INSTRUCTIONS FOR THE TASK ▸
From the entries below, work out the number of lines that hold the word "text", and give that number alone.

+ + +

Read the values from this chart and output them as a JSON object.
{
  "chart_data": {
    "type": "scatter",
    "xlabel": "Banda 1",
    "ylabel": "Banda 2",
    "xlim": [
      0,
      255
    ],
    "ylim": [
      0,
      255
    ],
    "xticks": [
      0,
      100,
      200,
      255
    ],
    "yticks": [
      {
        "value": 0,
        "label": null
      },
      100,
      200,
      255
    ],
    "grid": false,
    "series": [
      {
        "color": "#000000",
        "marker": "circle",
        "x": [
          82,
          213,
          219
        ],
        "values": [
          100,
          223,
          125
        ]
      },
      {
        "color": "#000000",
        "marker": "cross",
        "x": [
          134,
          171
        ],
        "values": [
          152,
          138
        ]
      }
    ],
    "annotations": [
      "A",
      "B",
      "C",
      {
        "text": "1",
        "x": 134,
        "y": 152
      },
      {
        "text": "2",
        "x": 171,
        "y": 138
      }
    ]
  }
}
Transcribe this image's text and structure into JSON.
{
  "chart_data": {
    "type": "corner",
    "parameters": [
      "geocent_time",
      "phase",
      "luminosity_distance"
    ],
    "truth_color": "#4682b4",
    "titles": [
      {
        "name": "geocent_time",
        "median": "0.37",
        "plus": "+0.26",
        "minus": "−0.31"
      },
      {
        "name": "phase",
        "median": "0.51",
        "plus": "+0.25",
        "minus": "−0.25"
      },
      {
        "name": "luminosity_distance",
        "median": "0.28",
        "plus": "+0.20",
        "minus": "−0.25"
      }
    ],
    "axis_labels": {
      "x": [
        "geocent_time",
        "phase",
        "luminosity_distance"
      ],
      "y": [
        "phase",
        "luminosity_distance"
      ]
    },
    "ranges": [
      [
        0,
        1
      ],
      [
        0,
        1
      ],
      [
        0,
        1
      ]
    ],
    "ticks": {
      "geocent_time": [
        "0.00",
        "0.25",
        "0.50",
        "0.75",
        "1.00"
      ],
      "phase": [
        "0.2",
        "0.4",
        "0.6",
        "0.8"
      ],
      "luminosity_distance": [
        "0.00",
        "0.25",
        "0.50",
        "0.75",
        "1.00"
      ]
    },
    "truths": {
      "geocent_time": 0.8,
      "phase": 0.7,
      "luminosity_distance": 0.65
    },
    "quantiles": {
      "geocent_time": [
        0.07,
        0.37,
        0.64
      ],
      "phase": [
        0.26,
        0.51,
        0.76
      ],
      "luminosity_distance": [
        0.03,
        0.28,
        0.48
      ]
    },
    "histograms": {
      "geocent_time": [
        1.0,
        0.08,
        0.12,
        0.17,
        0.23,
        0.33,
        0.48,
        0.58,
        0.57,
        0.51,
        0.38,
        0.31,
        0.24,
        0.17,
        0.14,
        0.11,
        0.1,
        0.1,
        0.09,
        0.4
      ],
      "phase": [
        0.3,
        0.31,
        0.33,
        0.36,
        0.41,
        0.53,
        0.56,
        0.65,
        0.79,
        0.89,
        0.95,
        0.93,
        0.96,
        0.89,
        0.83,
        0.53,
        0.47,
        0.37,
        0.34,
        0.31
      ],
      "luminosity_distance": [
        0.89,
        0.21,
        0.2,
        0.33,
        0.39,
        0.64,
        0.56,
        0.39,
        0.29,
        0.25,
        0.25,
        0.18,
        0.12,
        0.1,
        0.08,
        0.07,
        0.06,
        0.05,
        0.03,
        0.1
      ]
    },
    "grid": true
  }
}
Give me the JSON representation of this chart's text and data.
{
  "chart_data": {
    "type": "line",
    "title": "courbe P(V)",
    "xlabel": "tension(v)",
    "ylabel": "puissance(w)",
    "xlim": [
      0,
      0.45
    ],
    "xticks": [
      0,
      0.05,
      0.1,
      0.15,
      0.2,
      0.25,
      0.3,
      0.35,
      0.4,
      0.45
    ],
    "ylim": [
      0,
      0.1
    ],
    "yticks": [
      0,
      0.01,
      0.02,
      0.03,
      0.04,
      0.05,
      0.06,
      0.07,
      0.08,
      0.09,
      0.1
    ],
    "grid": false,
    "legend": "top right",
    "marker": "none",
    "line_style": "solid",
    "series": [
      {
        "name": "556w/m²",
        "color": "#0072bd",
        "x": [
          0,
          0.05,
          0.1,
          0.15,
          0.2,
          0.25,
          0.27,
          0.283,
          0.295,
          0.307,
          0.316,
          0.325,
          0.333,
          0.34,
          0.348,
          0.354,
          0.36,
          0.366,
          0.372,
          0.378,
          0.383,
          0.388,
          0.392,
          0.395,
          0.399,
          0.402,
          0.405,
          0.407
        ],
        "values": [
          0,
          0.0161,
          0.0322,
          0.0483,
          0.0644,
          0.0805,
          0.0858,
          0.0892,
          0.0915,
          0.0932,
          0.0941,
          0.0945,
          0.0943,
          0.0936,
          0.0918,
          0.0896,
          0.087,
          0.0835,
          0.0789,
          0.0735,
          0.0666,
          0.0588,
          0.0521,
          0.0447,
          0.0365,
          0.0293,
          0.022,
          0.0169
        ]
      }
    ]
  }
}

+ + +

OUTPUT ▸
4